• _DATA FOR THIS EXERCISE_:
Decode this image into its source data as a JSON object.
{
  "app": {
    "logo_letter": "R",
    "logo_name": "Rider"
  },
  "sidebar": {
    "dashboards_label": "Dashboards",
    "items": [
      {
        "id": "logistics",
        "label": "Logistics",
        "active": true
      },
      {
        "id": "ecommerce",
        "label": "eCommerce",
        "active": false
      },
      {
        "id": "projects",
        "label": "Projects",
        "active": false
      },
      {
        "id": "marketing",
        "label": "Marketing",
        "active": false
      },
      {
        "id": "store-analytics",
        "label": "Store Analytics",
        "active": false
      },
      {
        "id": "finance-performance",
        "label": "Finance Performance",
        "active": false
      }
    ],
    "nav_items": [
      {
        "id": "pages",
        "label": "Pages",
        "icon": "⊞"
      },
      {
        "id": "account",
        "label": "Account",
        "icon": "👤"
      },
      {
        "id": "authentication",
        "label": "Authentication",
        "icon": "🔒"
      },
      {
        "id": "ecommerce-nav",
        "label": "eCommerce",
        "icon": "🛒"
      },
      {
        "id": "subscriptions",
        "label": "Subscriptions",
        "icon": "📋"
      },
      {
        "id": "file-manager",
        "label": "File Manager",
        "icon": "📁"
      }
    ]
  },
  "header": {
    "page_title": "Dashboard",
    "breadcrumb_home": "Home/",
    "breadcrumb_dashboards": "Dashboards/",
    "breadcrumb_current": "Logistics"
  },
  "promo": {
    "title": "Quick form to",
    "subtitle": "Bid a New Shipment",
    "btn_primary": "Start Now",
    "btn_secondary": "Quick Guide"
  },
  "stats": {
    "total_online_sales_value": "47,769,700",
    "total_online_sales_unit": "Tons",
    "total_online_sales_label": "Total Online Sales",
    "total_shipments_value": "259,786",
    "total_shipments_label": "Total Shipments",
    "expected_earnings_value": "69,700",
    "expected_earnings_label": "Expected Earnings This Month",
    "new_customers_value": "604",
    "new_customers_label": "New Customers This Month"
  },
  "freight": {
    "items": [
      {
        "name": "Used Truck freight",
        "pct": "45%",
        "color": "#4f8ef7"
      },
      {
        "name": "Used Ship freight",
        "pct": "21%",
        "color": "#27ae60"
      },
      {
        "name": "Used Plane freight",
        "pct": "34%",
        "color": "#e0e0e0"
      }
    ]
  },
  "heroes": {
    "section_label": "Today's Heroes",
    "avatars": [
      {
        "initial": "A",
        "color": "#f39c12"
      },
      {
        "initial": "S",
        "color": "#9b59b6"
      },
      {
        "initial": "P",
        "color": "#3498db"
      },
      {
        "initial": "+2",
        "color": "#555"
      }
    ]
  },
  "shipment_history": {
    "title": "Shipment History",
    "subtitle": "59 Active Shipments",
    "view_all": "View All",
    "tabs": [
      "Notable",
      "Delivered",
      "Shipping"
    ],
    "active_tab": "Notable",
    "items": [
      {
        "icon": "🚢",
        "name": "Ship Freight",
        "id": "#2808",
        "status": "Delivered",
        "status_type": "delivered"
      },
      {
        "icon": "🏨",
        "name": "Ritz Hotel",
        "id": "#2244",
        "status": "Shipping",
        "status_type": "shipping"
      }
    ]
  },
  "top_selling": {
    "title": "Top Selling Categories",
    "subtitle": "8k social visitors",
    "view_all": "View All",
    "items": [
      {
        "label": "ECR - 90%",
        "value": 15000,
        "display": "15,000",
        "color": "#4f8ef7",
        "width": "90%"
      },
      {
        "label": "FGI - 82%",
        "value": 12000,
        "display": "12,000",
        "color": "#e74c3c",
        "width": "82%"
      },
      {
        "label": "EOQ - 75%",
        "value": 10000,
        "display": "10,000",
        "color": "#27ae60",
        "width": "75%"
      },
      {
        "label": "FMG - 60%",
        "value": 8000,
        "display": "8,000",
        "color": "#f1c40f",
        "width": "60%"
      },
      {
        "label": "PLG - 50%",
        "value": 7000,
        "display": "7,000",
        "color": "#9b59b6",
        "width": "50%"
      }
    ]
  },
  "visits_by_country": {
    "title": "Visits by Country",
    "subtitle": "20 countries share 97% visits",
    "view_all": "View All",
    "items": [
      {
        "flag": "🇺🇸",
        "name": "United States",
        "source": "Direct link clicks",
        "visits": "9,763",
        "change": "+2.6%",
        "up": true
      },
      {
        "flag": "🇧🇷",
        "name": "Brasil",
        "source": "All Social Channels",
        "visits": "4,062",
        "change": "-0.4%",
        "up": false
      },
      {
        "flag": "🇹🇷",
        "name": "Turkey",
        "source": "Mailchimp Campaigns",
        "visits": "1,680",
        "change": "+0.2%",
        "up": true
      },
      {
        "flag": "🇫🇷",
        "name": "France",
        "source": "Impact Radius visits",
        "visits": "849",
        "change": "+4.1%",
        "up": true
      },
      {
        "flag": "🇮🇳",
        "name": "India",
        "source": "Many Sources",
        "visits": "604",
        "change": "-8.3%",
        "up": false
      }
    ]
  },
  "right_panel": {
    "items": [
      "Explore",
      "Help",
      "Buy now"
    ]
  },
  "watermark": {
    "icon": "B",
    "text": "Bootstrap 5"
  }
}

• _PROBLEM STATEMENT_:
Check every line of the entries above for the word "width" and report how many lines contain it, giving the number only.

• _EXPECTED ANSWER_:
5